* WHAT TO PRODUCE
In the records below, find the line containing "Convert this document image to plain text.", then extract that line and all subsequent lines exactly, leaving out everything else.

Rows from a dataset
· · · ·

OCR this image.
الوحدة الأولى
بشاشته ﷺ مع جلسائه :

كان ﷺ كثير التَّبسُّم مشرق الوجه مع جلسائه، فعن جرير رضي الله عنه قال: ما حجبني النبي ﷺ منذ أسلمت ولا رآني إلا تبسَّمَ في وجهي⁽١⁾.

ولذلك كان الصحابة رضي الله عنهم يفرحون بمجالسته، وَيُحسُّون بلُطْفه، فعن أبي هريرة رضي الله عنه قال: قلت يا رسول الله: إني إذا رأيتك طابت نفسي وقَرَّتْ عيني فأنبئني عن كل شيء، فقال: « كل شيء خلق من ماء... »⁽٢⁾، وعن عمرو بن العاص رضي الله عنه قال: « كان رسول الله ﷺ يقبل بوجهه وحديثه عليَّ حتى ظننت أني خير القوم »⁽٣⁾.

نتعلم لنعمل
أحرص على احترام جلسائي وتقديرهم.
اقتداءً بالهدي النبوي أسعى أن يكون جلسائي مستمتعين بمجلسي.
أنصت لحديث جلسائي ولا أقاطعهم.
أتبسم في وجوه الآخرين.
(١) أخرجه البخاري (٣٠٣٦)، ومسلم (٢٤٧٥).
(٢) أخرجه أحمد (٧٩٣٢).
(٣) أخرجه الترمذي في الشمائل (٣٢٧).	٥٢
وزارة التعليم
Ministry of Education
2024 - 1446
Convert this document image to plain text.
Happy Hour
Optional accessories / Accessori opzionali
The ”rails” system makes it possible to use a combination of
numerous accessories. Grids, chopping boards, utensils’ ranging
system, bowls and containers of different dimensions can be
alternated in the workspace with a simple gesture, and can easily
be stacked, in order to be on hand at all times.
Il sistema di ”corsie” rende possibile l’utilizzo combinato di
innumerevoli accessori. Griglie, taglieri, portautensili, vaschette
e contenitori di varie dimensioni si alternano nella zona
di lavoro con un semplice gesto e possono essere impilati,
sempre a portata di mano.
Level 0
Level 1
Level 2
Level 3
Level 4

· · · ·

* PROBLEM SOLUTION
Convert this document image to plain text.
Happy Hour
Optional accessories / Accessori opzionali
The ”rails” system makes it possible to use a combination of
numerous accessories. Grids, chopping boards, utensils’ ranging
system, bowls and containers of different dimensions can be
alternated in the workspace with a simple gesture, and can easily
be stacked, in order to be on hand at all times.
Il sistema di ”corsie” rende possibile l’utilizzo combinato di
innumerevoli accessori. Griglie, taglieri, portautensili, vaschette
e contenitori di varie dimensioni si alternano nella zona
di lavoro con un semplice gesto e possono essere impilati,
sempre a portata di mano.
Level 0
Level 1
Level 2
Level 3
Level 4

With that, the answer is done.